** START OF THE RECORDS **

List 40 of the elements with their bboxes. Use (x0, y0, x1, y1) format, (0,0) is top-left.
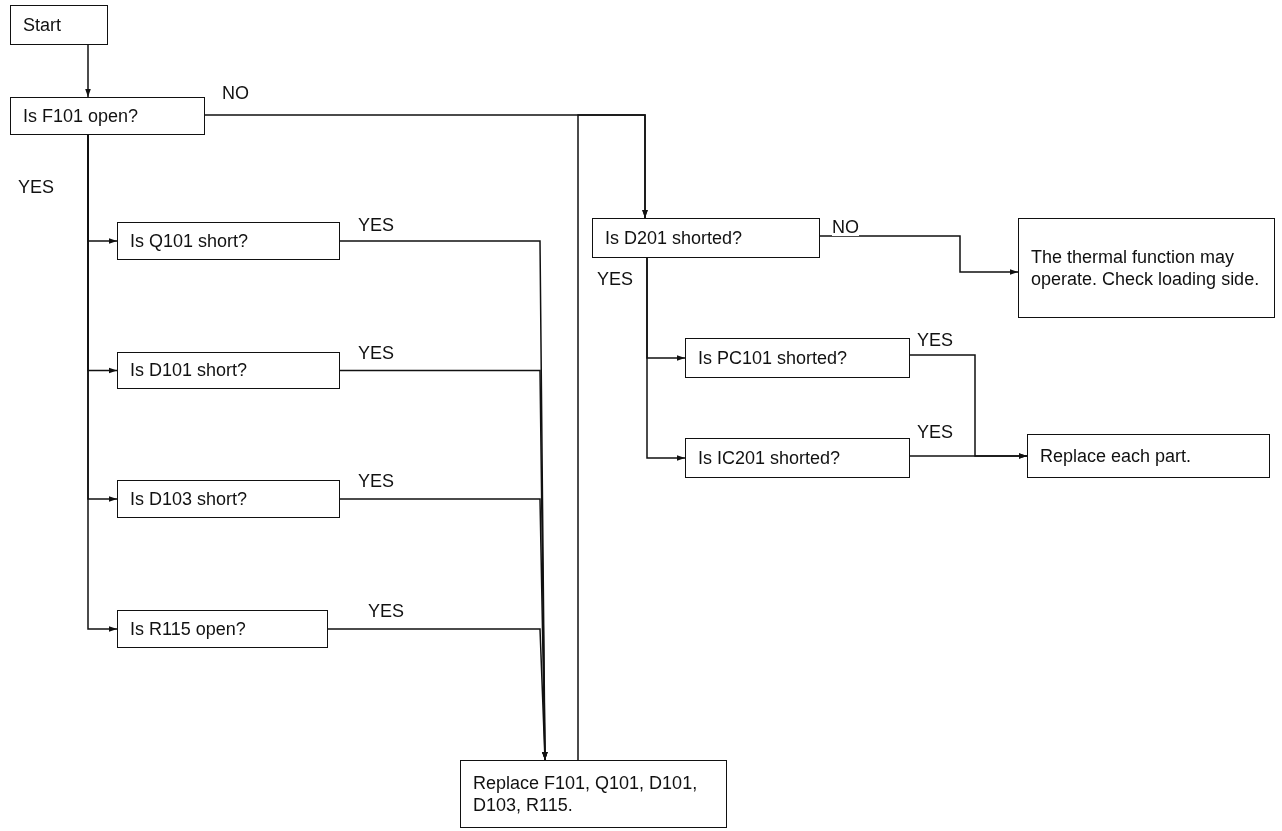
edge-label: YES (358, 216, 395, 234)
edge-label: YES (358, 472, 395, 490)
process-box (685, 438, 910, 478)
process-box (592, 218, 820, 258)
box-text: Is F101 open? (23, 104, 139, 128)
arrow (85, 44, 91, 98)
box-text: Is IC201 shorted? (698, 446, 841, 470)
process-box (10, 5, 108, 45)
process-box (1027, 434, 1270, 478)
box-text: Replace F101, Q101, D101, D103, R115. (473, 771, 699, 817)
process-box (1018, 218, 1275, 318)
edge-label: NO (222, 84, 249, 102)
box-text: Replace each part. (1040, 444, 1192, 468)
arrow (819, 235, 1019, 275)
arrow (204, 114, 648, 219)
box-text: Is D101 short? (130, 359, 248, 382)
process-box (117, 352, 340, 389)
box-text: Is Q101 short? (130, 229, 249, 253)
arrow (327, 628, 548, 761)
box-text: Is D103 short? (130, 487, 248, 511)
process-box (117, 222, 340, 260)
box-text: Start (23, 13, 61, 37)
arrow (646, 257, 686, 461)
box-text: The thermal function may operate. Check loading side. (1031, 245, 1261, 291)
arrow (909, 453, 1028, 459)
edge-label: YES (358, 344, 395, 362)
edge-label: YES (18, 178, 55, 196)
edge-label: YES (368, 602, 405, 620)
box-text: Is D201 shorted? (605, 226, 743, 250)
process-box (117, 610, 328, 648)
process-box (10, 97, 205, 135)
process-box (117, 480, 340, 518)
process-box (685, 338, 910, 378)
edge-label: NO (832, 218, 859, 236)
box-text: Is R115 open? (130, 617, 246, 641)
process-box (460, 760, 727, 828)
edge-label: YES (597, 270, 634, 288)
box-text: Is PC101 shorted? (698, 346, 848, 370)
edge-label: YES (917, 331, 954, 349)
edge-label: YES (917, 423, 954, 441)
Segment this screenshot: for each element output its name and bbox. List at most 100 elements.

** END OF THE RECORDS **

Could you render every row above as a numbered list, with blank lines and pictures left out?

__EXERCISE OUTPUT__
1. List 40 of the elements with their bboxes. Use (x0, y0, x1, y1) format, (0,0) is top-left.
2. edge-label: YES (358, 216, 395, 234)
3. edge-label: YES (358, 472, 395, 490)
4. process-box (685, 438, 910, 478)
5. process-box (592, 218, 820, 258)
6. box-text: Is F101 open? (23, 104, 139, 128)
7. arrow (85, 44, 91, 98)
8. box-text: Is IC201 shorted? (698, 446, 841, 470)
9. process-box (10, 5, 108, 45)
10. process-box (1027, 434, 1270, 478)
11. box-text: Replace F101, Q101, D101, D103, R115. (473, 771, 699, 817)
12. process-box (1018, 218, 1275, 318)
13. edge-label: NO (222, 84, 249, 102)
14. box-text: Replace each part. (1040, 444, 1192, 468)
15. arrow (819, 235, 1019, 275)
16. arrow (204, 114, 648, 219)
17. box-text: Is D101 short? (130, 359, 248, 382)
18. process-box (117, 352, 340, 389)
19. box-text: Is Q101 short? (130, 229, 249, 253)
20. arrow (327, 628, 548, 761)
21. box-text: Is D103 short? (130, 487, 248, 511)
22. process-box (117, 222, 340, 260)
23. box-text: Start (23, 13, 61, 37)
24. arrow (646, 257, 686, 461)
25. box-text: The thermal function may operate. Check loading side. (1031, 245, 1261, 291)
26. arrow (909, 453, 1028, 459)
27. edge-label: YES (358, 344, 395, 362)
28. edge-label: YES (18, 178, 55, 196)
29. edge-label: YES (368, 602, 405, 620)
30. box-text: Is D201 shorted? (605, 226, 743, 250)
31. process-box (117, 610, 328, 648)
32. process-box (10, 97, 205, 135)
33. process-box (117, 480, 340, 518)
34. process-box (685, 338, 910, 378)
35. edge-label: NO (832, 218, 859, 236)
36. box-text: Is R115 open? (130, 617, 246, 641)
37. process-box (460, 760, 727, 828)
38. edge-label: YES (597, 270, 634, 288)
39. box-text: Is PC101 shorted? (698, 346, 848, 370)
40. edge-label: YES (917, 331, 954, 349)
41. edge-label: YES (917, 423, 954, 441)
42. Segment this screenshot: for each element output its name and bbox. List at most 100 elements.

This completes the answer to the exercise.